Task directions. Identify each line in the records below that contains the word "repaired", and copy it.

Stored records.
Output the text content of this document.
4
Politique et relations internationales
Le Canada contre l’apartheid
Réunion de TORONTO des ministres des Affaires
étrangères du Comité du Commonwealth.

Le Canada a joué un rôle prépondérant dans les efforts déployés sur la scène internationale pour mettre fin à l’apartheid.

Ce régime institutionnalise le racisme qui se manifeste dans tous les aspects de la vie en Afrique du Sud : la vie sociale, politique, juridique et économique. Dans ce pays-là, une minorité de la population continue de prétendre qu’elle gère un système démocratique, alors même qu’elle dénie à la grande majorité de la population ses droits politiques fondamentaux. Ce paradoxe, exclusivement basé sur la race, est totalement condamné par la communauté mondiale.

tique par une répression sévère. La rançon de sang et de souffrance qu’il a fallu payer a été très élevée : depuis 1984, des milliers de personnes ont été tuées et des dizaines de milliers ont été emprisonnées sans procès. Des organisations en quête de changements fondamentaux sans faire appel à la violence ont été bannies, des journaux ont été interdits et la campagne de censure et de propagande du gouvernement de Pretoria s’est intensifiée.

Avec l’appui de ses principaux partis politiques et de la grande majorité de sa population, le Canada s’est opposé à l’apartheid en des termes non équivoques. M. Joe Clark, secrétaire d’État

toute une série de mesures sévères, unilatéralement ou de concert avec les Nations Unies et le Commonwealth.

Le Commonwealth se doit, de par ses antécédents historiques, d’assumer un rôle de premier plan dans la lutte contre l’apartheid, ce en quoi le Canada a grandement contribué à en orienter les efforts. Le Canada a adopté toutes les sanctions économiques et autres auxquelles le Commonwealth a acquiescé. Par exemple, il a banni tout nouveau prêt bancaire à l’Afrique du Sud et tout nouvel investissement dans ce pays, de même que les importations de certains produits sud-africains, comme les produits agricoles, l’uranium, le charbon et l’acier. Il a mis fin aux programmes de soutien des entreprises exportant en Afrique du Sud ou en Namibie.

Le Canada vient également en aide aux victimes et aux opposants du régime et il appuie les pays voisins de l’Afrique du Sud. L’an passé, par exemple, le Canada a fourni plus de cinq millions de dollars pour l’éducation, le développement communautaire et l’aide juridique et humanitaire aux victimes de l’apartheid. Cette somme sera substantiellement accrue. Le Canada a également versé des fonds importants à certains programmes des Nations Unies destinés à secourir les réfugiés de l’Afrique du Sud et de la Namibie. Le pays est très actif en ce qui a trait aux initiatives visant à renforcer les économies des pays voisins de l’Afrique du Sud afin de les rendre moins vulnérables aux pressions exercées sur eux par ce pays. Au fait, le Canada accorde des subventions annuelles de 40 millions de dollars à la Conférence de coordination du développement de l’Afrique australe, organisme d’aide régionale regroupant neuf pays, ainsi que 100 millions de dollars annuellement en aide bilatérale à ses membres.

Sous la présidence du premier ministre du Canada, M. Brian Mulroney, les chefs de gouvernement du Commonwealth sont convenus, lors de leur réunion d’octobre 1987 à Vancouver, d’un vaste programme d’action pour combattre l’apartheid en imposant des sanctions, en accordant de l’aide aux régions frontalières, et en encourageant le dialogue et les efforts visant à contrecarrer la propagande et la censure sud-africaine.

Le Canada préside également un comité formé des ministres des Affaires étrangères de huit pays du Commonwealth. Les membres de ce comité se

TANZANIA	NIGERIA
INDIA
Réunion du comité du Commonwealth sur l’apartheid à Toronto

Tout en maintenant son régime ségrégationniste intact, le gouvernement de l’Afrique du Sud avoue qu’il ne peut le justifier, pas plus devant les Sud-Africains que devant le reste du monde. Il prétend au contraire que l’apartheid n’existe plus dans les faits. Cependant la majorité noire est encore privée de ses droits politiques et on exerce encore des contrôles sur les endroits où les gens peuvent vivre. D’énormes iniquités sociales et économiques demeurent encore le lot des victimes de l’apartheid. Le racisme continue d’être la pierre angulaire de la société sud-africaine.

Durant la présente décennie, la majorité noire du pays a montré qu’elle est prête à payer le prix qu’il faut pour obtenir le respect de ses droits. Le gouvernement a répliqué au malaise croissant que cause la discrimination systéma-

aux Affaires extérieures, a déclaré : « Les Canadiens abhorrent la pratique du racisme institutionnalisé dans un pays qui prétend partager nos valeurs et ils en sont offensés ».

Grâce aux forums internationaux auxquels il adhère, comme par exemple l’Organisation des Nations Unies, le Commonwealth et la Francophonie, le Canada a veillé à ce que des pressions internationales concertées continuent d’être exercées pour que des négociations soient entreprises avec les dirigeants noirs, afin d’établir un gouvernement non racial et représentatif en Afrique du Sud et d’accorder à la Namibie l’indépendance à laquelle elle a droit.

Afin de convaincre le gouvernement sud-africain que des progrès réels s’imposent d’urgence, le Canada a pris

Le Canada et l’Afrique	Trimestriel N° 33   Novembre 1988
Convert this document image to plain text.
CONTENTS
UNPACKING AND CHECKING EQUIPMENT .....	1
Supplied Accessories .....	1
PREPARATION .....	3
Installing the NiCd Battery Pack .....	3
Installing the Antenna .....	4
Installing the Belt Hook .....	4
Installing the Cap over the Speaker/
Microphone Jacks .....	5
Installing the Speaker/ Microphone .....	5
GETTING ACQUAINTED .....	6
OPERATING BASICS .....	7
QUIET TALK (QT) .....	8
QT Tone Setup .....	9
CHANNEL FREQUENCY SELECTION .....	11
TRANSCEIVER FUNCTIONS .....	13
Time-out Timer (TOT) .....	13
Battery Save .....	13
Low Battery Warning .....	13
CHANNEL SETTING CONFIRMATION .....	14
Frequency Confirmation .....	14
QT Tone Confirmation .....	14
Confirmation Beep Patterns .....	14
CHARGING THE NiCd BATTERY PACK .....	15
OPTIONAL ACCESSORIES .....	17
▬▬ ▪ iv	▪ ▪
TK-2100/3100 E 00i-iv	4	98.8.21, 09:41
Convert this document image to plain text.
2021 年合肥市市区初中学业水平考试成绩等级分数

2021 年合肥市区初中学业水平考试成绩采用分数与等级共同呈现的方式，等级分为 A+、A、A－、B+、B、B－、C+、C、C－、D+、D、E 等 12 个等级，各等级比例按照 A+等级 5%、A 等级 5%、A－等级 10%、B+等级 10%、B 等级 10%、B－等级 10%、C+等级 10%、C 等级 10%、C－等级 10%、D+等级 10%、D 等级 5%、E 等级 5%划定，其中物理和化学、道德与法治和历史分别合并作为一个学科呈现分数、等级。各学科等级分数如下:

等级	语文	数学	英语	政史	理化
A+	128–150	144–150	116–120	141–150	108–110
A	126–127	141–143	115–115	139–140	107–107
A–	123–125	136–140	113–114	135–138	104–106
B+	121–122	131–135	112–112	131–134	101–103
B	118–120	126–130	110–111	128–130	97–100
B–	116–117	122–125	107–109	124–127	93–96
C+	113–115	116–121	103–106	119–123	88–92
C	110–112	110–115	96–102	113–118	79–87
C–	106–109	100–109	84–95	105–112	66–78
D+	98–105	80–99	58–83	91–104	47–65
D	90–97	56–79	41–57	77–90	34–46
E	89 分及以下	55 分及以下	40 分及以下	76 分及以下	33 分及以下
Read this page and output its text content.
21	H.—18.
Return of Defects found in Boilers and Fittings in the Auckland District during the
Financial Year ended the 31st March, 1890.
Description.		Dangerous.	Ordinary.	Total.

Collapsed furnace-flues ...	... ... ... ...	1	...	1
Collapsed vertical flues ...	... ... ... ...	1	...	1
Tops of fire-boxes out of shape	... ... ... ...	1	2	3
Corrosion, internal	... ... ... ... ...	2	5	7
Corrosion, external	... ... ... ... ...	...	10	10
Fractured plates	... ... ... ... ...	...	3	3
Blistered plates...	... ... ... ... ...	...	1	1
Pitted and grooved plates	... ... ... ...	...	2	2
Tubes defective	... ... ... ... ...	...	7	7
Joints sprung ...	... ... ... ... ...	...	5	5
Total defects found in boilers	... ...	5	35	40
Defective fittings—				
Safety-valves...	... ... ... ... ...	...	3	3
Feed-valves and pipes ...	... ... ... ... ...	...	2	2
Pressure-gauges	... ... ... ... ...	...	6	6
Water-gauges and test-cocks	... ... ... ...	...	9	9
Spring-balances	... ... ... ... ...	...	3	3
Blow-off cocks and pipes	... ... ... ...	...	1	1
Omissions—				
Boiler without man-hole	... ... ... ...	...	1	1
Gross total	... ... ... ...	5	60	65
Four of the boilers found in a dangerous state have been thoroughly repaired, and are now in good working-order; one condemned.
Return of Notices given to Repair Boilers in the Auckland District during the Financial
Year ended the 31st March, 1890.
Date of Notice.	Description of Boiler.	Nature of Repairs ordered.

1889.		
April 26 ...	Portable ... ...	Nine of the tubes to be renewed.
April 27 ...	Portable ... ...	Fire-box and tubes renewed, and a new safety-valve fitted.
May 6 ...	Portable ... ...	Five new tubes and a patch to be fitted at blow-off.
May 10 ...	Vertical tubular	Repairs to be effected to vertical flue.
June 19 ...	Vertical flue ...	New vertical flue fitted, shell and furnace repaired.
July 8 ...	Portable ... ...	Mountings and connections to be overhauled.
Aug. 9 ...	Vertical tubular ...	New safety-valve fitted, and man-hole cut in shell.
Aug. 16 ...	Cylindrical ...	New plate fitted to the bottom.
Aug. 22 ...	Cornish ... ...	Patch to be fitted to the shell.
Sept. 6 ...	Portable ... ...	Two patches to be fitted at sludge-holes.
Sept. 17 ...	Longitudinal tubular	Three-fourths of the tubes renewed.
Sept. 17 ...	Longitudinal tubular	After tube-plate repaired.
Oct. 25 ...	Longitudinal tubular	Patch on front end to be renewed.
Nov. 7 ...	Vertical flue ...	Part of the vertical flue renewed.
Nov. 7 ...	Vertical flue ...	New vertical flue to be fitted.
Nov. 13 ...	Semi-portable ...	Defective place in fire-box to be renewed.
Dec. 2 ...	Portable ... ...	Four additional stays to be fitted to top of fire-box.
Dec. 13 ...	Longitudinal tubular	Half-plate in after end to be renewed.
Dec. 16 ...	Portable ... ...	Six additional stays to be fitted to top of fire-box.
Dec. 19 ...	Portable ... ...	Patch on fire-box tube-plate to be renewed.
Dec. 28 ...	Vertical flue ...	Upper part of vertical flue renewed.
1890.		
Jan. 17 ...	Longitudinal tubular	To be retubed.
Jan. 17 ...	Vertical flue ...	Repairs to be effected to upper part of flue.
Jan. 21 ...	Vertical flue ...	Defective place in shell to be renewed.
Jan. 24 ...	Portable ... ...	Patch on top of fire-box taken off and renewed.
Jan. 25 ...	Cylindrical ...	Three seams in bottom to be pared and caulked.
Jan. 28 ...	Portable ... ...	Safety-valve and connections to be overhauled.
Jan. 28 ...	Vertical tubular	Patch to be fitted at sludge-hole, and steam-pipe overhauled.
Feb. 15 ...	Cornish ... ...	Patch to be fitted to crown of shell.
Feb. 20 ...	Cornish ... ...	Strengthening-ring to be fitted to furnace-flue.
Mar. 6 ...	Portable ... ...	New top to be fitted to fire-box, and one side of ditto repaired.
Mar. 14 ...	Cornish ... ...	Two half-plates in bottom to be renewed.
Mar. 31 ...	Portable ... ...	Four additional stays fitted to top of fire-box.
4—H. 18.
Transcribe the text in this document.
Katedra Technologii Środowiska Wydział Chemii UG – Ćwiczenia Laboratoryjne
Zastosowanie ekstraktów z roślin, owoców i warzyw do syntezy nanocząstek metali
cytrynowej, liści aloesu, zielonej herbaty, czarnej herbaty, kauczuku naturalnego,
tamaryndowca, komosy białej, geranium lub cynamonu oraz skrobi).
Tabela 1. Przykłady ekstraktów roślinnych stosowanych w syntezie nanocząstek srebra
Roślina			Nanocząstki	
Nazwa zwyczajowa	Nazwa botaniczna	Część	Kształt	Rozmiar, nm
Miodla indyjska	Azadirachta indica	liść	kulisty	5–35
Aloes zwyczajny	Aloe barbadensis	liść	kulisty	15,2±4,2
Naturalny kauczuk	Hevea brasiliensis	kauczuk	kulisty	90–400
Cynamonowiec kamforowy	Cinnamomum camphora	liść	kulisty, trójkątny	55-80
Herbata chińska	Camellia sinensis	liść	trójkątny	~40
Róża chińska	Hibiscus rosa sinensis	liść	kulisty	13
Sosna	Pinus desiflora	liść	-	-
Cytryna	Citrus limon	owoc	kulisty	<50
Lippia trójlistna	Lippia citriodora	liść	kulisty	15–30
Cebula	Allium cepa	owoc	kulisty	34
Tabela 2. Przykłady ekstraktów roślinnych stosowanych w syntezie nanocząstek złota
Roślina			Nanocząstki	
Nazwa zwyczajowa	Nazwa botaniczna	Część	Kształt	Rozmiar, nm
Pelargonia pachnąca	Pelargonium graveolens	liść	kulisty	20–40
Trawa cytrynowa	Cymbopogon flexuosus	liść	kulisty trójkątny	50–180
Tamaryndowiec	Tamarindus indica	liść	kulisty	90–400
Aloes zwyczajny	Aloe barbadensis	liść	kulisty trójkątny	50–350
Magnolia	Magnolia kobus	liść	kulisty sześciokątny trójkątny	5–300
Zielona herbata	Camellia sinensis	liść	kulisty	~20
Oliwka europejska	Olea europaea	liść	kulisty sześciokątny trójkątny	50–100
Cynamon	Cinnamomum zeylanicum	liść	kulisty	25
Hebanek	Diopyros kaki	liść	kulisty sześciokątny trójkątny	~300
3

Problem solution.
Four of the boilers found in a dangerous state have been thoroughly repaired, and are now in good working-order; one condemned.
June 19 ...	Vertical flue ...	New vertical flue fitted, shell and furnace repaired.
Sept. 17 ...	Longitudinal tubular	After tube-plate repaired.
Mar. 6 ...	Portable ... ...	New top to be fitted to fire-box, and one side of ditto repaired.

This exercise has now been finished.